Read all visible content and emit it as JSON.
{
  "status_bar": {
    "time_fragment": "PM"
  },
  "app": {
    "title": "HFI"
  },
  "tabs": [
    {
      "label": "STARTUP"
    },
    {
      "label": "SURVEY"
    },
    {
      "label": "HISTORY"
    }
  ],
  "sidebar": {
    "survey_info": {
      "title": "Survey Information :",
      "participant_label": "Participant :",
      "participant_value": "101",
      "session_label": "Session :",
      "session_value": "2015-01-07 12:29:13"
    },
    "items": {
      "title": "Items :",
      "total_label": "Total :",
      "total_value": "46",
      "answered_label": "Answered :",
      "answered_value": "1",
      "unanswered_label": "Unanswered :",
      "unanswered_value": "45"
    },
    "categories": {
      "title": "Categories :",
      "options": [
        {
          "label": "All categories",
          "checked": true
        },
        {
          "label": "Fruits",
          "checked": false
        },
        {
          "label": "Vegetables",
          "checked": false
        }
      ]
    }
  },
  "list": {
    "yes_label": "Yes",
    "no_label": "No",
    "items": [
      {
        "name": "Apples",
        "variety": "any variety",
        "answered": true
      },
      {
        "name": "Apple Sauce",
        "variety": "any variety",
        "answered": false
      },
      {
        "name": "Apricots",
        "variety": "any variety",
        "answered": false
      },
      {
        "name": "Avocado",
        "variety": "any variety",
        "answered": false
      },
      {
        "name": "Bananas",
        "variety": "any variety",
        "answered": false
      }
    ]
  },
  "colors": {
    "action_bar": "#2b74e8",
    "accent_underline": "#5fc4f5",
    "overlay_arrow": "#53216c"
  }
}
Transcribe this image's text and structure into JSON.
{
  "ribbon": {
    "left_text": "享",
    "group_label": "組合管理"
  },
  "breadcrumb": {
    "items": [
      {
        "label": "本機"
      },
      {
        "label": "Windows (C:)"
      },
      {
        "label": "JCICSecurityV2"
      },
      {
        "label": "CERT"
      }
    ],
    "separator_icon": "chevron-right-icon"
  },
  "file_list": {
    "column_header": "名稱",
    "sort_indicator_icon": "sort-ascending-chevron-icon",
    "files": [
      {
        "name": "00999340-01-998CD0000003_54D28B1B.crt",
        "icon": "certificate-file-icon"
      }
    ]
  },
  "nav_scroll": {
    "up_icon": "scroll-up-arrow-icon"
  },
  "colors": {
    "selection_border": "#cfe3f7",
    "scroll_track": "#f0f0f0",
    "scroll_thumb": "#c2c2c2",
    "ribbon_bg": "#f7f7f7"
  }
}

• • • • •

PROBLEM REQUIREMENTS –
The lines above should be duplicated exactly.

FINISHED TASK –
Read all visible content and emit it as JSON.
{
  "status_bar": {
    "time_fragment": "PM"
  },
  "app": {
    "title": "HFI"
  },
  "tabs": [
    {
      "label": "STARTUP"
    },
    {
      "label": "SURVEY"
    },
    {
      "label": "HISTORY"
    }
  ],
  "sidebar": {
    "survey_info": {
      "title": "Survey Information :",
      "participant_label": "Participant :",
      "participant_value": "101",
      "session_label": "Session :",
      "session_value": "2015-01-07 12:29:13"
    },
    "items": {
      "title": "Items :",
      "total_label": "Total :",
      "total_value": "46",
      "answered_label": "Answered :",
      "answered_value": "1",
      "unanswered_label": "Unanswered :",
      "unanswered_value": "45"
    },
    "categories": {
      "title": "Categories :",
      "options": [
        {
          "label": "All categories",
          "checked": true
        },
        {
          "label": "Fruits",
          "checked": false
        },
        {
          "label": "Vegetables",
          "checked": false
        }
      ]
    }
  },
  "list": {
    "yes_label": "Yes",
    "no_label": "No",
    "items": [
      {
        "name": "Apples",
        "variety": "any variety",
        "answered": true
      },
      {
        "name": "Apple Sauce",
        "variety": "any variety",
        "answered": false
      },
      {
        "name": "Apricots",
        "variety": "any variety",
        "answered": false
      },
      {
        "name": "Avocado",
        "variety": "any variety",
        "answered": false
      },
      {
        "name": "Bananas",
        "variety": "any variety",
        "answered": false
      }
    ]
  },
  "colors": {
    "action_bar": "#2b74e8",
    "accent_underline": "#5fc4f5",
    "overlay_arrow": "#53216c"
  }
}
Transcribe this image's text and structure into JSON.
{
  "ribbon": {
    "left_text": "享",
    "group_label": "組合管理"
  },
  "breadcrumb": {
    "items": [
      {
        "label": "本機"
      },
      {
        "label": "Windows (C:)"
      },
      {
        "label": "JCICSecurityV2"
      },
      {
        "label": "CERT"
      }
    ],
    "separator_icon": "chevron-right-icon"
  },
  "file_list": {
    "column_header": "名稱",
    "sort_indicator_icon": "sort-ascending-chevron-icon",
    "files": [
      {
        "name": "00999340-01-998CD0000003_54D28B1B.crt",
        "icon": "certificate-file-icon"
      }
    ]
  },
  "nav_scroll": {
    "up_icon": "scroll-up-arrow-icon"
  },
  "colors": {
    "selection_border": "#cfe3f7",
    "scroll_track": "#f0f0f0",
    "scroll_thumb": "#c2c2c2",
    "ribbon_bg": "#f7f7f7"
  }
}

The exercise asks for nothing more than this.